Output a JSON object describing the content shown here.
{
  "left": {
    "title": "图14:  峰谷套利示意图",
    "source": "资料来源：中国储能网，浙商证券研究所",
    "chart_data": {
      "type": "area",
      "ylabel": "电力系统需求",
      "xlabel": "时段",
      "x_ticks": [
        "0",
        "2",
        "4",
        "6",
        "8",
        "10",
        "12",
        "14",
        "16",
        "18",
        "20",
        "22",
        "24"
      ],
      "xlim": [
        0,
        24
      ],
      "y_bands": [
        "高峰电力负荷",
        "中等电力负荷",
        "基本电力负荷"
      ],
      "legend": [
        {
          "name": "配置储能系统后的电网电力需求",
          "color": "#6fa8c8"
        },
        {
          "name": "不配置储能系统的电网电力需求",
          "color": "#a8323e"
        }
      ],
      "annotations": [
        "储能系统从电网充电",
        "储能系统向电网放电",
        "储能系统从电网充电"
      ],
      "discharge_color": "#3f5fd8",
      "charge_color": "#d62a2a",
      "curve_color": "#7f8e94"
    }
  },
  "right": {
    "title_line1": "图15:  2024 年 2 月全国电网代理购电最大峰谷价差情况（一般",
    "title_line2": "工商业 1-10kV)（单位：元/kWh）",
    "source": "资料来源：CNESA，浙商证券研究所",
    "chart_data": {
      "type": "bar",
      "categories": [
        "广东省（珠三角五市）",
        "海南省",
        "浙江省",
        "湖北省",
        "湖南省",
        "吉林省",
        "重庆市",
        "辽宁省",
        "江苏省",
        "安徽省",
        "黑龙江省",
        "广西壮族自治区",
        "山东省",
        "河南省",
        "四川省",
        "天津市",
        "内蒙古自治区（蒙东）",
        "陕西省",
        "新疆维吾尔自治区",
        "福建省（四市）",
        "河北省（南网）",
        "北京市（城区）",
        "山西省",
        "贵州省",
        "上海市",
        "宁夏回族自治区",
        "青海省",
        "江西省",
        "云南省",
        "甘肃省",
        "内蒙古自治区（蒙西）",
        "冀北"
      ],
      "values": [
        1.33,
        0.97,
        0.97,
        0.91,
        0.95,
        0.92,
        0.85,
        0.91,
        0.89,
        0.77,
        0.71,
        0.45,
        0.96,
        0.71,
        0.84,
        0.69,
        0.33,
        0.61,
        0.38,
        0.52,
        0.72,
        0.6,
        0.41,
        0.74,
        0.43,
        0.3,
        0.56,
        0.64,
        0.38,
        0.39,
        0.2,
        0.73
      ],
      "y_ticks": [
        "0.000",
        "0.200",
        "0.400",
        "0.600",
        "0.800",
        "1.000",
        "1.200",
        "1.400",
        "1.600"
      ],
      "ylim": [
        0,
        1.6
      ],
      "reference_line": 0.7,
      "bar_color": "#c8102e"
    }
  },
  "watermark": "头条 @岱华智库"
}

■ Exercise aim
Filter the records down to the lines that contain the string "source", and copy those lines.

■ Output for this task
    "source": "资料来源：中国储能网，浙商证券研究所",
    "source": "资料来源：CNESA，浙商证券研究所",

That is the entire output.